§ **EXTRACTED DATA**:
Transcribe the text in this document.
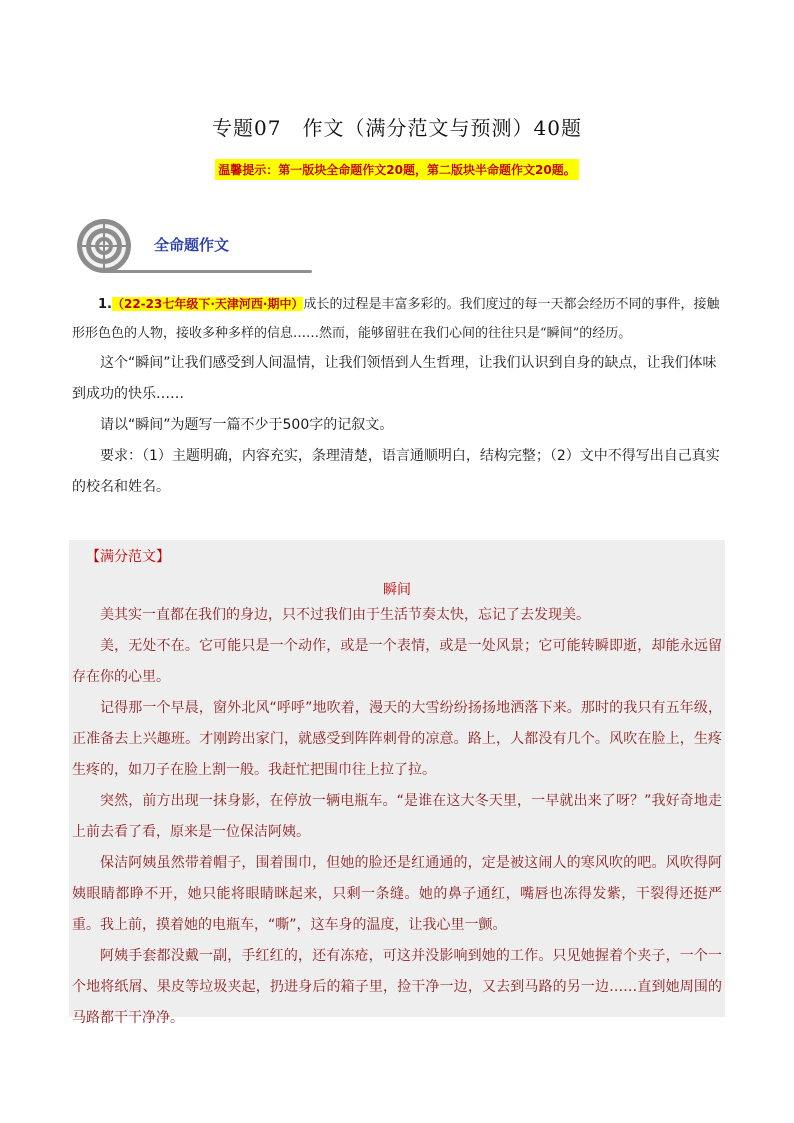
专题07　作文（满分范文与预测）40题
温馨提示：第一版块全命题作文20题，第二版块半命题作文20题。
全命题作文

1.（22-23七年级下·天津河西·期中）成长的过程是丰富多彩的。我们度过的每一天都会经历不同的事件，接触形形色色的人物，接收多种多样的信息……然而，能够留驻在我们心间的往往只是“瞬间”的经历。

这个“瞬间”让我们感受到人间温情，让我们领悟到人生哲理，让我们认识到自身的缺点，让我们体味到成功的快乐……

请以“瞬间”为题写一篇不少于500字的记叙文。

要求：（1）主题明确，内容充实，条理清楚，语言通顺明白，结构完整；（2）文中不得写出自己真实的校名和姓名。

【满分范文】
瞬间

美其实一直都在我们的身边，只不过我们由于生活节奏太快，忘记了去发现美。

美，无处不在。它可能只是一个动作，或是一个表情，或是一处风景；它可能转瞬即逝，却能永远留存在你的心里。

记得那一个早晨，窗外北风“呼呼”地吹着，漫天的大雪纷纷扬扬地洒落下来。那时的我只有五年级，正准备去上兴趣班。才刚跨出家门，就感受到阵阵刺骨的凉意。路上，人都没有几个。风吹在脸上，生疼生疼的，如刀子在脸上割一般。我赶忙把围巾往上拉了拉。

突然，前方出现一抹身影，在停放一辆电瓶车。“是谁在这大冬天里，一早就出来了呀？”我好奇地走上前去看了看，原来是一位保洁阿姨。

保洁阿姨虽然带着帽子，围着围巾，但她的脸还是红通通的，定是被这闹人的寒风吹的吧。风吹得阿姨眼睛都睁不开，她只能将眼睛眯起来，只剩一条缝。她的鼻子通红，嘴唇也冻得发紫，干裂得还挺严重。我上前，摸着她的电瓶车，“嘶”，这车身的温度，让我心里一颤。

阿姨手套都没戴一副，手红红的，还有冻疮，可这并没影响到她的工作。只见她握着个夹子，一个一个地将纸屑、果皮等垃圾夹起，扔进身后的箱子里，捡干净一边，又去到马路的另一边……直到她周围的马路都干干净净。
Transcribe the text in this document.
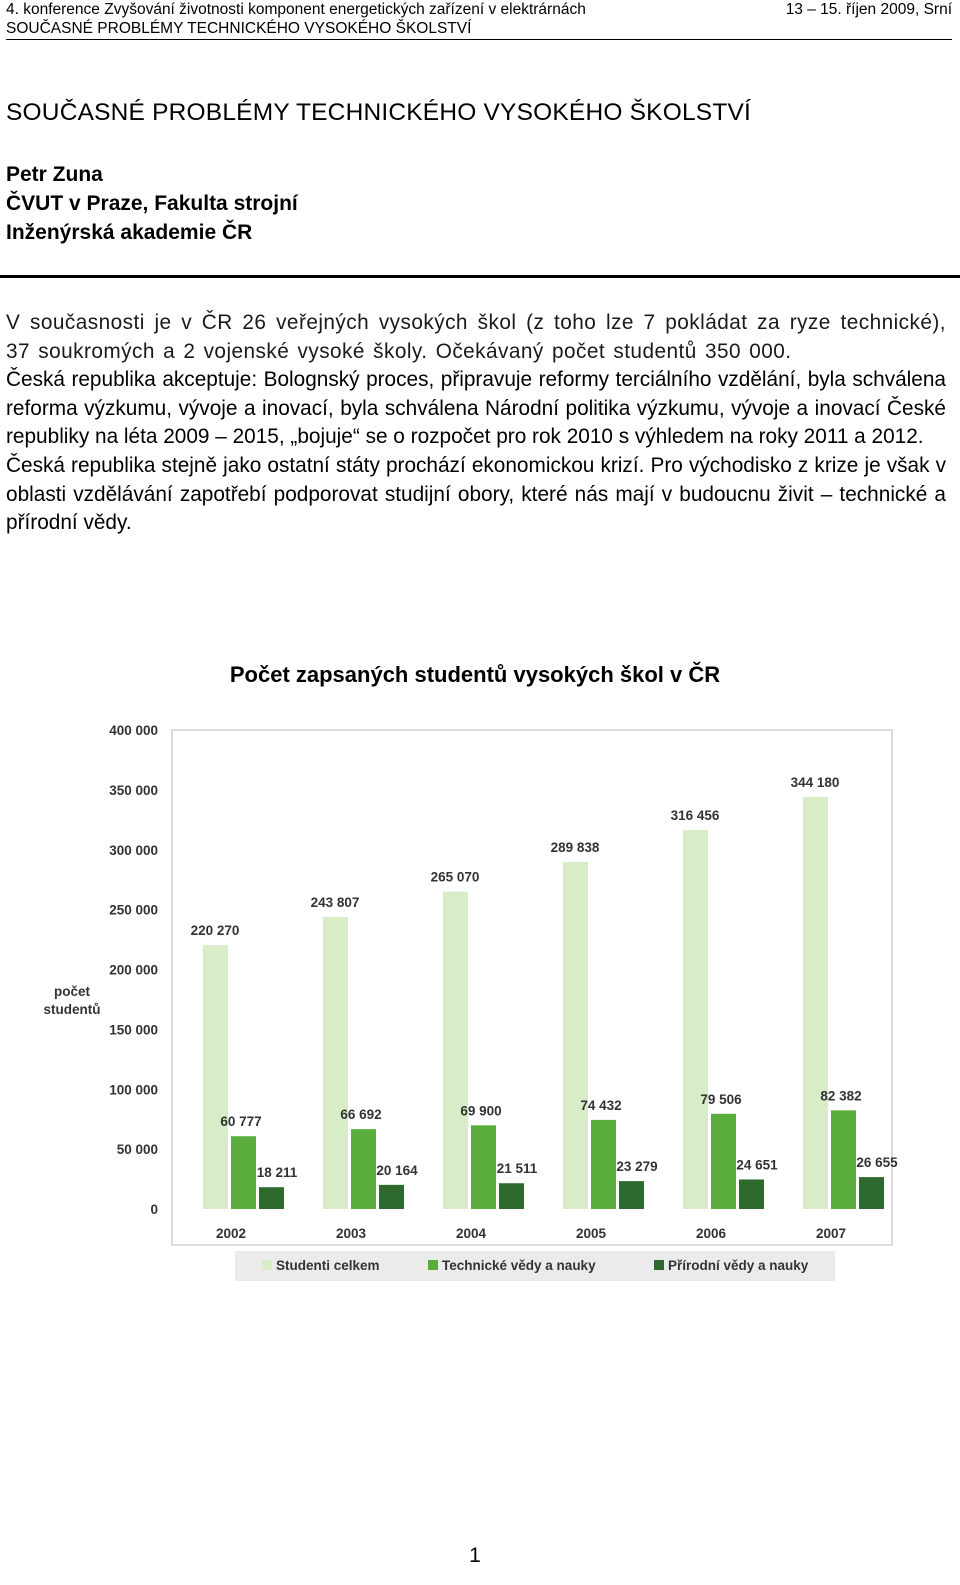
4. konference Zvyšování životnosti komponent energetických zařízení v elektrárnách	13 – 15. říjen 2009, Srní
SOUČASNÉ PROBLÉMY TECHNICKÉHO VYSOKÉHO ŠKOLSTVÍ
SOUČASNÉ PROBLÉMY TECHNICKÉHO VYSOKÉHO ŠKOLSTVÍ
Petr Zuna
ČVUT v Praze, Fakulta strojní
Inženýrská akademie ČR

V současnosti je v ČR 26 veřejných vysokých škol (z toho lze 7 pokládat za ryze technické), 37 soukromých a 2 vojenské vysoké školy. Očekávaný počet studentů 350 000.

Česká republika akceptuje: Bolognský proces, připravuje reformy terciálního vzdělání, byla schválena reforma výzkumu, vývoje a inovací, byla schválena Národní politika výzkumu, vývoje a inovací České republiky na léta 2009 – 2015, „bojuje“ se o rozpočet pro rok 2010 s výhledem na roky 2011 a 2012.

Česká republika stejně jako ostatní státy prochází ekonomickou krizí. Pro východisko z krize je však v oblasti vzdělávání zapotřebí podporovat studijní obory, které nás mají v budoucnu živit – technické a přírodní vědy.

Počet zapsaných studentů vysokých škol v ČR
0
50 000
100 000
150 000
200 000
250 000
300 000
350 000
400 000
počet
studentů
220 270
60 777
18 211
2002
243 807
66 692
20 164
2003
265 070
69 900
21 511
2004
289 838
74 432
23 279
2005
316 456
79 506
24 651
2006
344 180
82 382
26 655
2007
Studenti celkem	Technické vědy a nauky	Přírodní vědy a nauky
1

§ **DIRECTION**:
Give nothing but the count of lines in the listing above that hold the string "vysokých".

§ **WRITTEN ANSWER**:
2